[start of RAW DATA]
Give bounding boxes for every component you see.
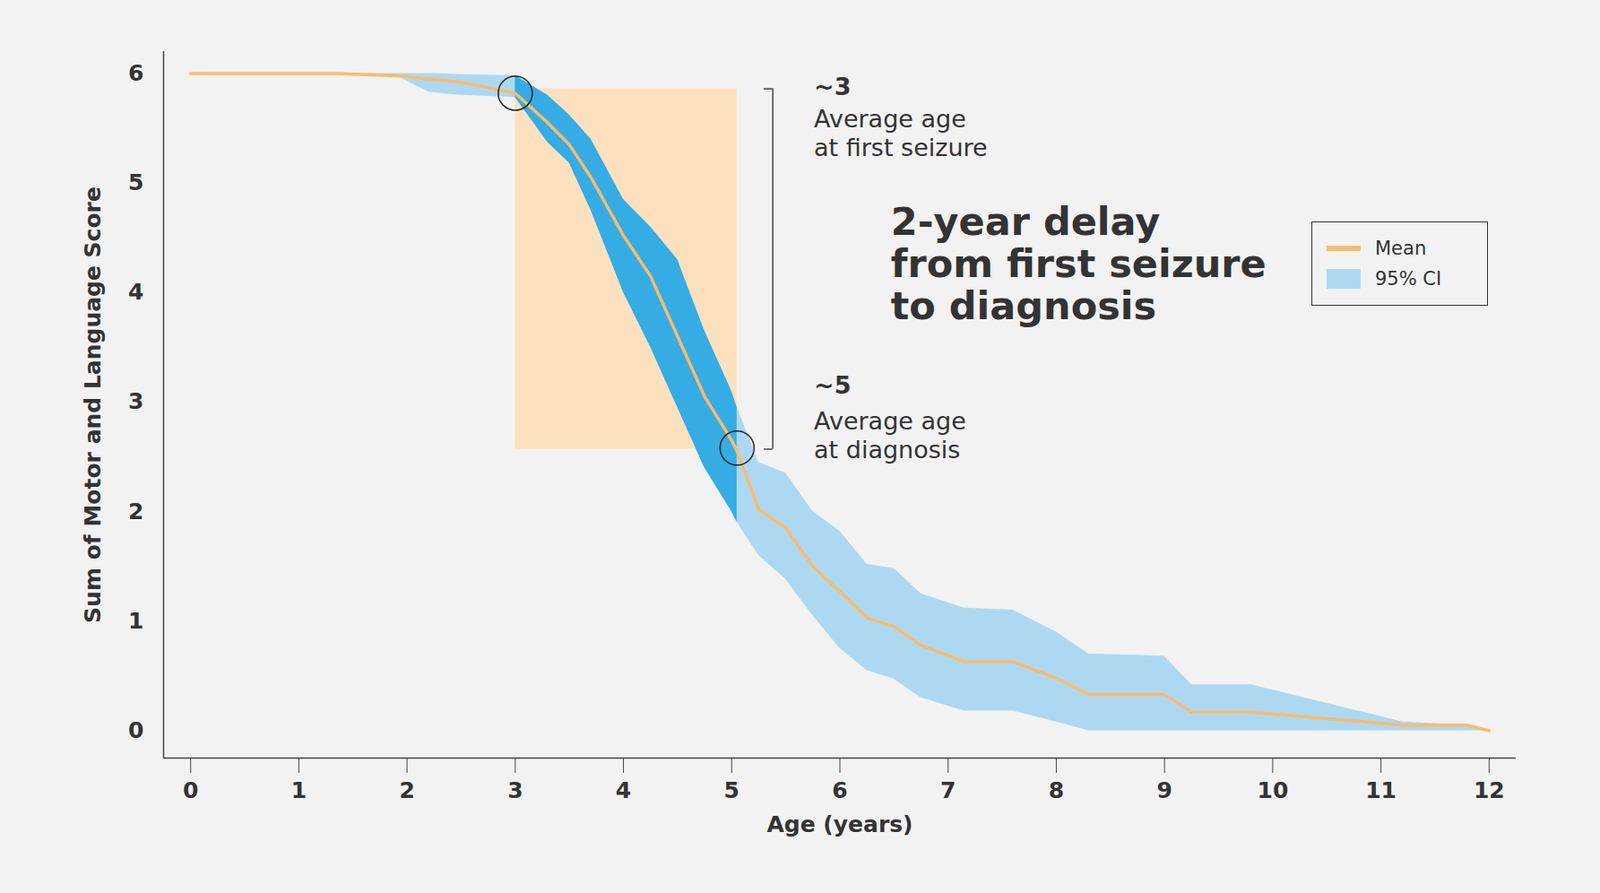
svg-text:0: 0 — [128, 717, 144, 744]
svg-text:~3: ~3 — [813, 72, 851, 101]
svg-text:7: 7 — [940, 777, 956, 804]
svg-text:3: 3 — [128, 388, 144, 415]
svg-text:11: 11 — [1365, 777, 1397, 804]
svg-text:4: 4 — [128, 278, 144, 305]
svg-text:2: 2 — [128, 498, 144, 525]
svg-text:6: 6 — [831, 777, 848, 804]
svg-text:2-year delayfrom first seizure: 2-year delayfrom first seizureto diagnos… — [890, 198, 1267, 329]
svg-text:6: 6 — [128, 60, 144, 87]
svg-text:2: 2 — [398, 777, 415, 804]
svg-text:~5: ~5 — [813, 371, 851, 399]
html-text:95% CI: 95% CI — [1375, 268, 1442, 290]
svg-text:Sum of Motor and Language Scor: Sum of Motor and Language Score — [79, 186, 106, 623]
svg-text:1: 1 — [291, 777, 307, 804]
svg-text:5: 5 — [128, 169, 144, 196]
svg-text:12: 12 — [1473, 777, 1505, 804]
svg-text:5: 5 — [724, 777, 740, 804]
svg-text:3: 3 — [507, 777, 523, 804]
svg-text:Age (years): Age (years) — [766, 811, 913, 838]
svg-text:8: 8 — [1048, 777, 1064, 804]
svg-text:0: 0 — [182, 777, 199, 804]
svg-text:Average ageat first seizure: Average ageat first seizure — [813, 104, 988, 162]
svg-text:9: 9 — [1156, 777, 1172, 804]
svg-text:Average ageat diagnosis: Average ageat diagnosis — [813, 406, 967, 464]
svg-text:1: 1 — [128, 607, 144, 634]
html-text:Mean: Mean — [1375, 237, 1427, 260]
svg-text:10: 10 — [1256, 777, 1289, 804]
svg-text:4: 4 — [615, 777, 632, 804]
[end of RAW DATA]
[start of RAW DATA]
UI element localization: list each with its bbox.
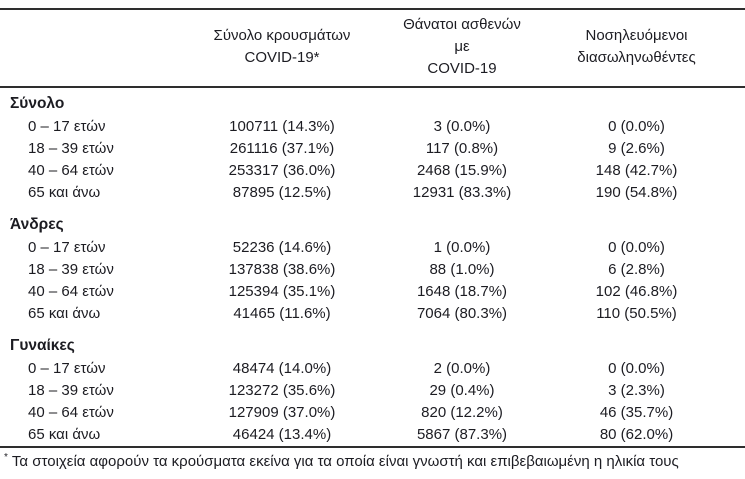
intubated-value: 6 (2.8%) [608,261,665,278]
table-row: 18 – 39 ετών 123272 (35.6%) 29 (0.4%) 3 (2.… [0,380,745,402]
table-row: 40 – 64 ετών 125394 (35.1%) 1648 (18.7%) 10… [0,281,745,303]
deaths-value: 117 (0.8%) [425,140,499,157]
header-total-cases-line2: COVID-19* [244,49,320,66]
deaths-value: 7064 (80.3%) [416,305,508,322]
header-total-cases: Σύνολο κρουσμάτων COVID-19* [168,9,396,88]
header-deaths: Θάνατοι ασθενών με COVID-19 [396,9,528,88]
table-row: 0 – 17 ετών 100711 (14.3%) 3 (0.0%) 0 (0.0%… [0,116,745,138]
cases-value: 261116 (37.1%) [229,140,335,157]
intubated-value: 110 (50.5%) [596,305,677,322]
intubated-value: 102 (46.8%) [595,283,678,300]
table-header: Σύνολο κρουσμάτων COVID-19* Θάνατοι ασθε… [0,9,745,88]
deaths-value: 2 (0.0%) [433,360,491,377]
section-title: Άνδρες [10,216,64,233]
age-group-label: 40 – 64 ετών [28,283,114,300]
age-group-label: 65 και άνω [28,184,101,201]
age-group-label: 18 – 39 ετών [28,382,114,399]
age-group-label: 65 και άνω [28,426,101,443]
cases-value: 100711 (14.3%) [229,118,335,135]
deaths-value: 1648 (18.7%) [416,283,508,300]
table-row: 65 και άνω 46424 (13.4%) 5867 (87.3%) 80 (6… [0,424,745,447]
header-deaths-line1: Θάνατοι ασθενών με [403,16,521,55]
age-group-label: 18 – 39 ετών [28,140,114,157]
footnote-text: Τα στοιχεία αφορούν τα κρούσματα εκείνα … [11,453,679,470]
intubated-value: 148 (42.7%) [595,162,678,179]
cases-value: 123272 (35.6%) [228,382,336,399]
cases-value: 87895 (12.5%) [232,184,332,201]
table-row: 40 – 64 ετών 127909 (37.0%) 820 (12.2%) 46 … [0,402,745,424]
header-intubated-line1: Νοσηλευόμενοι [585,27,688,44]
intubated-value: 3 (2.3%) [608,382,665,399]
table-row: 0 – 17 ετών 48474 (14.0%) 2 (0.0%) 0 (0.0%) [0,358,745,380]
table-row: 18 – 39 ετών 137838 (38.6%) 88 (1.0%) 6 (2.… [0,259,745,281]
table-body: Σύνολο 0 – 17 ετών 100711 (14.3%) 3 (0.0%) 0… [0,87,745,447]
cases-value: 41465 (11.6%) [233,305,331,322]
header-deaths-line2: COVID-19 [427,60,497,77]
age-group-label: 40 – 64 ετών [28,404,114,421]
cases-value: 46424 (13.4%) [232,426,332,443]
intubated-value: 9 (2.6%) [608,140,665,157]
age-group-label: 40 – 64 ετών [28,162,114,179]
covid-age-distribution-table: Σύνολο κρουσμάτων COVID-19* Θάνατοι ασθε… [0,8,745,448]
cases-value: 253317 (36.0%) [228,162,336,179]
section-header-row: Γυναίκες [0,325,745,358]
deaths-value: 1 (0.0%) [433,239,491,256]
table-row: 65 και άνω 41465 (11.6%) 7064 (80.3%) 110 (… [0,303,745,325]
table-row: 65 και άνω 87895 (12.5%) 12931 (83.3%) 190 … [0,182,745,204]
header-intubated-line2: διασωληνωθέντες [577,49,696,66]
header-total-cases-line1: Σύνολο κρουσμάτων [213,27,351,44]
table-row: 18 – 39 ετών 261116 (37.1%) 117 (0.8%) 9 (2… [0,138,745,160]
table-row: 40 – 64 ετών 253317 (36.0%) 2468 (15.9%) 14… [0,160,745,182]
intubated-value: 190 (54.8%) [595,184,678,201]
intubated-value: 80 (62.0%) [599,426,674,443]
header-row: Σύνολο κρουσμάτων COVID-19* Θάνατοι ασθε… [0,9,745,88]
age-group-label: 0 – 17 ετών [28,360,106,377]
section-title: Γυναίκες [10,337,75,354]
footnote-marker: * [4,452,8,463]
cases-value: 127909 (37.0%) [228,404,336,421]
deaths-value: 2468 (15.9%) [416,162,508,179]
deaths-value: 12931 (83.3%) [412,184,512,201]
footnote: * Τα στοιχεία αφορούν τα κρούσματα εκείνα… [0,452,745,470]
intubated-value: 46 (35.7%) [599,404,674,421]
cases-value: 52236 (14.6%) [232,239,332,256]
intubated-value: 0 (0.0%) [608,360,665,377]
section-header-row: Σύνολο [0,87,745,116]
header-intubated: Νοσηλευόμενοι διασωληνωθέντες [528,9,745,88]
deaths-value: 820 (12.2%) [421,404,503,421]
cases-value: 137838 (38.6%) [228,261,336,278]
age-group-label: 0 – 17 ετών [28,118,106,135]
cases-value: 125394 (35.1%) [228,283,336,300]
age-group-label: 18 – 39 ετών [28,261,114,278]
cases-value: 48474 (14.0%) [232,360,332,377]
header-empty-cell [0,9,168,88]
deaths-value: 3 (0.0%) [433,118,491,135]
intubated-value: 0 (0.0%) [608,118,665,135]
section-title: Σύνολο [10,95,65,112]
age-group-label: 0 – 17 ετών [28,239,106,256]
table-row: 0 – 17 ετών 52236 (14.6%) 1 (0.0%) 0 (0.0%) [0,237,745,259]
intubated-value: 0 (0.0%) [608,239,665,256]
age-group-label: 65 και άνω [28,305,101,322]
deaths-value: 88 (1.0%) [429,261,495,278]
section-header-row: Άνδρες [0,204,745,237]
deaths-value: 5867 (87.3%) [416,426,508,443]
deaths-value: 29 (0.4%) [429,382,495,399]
[end of RAW DATA]
[start of RAW DATA]
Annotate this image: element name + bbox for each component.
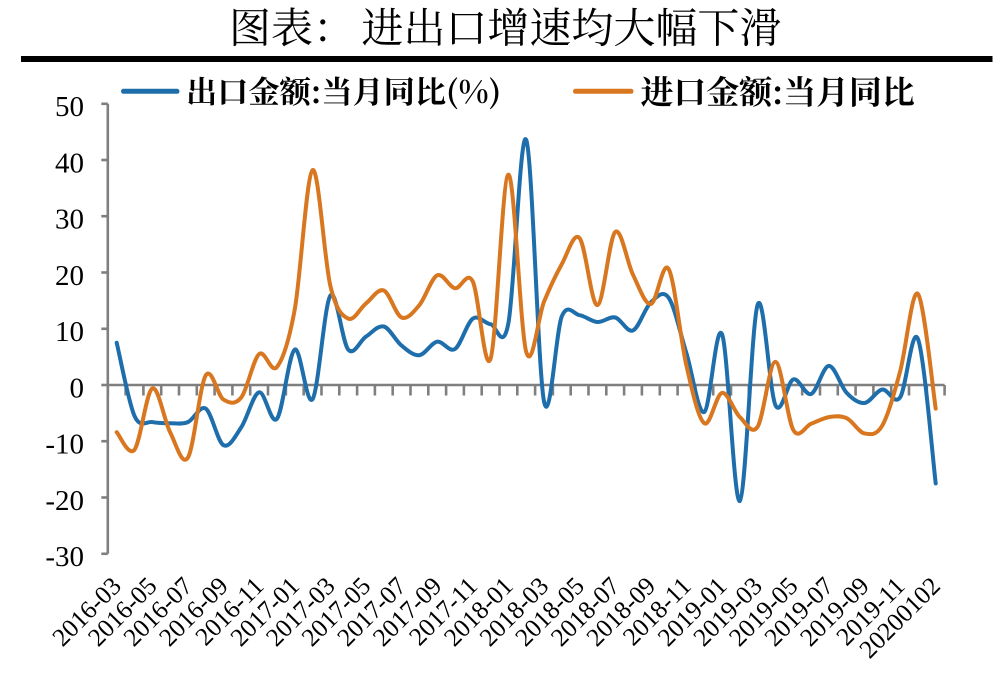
[end of RAW DATA]
WORK TO BE COMPLETED -> Copy out the lines from the one containing "Give bounding boxes" to the one containing "svg-text:2: 2 — [128, 498, 144, 525]", both included, and leave the pictures out of the answer.

TASK RESPONSE ->
Give bounding boxes for every component you see.
svg-text:0: 0 — [128, 717, 144, 744]
svg-text:~3: ~3 — [813, 72, 851, 101]
svg-text:7: 7 — [940, 777, 956, 804]
svg-text:3: 3 — [128, 388, 144, 415]
svg-text:11: 11 — [1365, 777, 1397, 804]
svg-text:4: 4 — [128, 278, 144, 305]
svg-text:2: 2 — [128, 498, 144, 525]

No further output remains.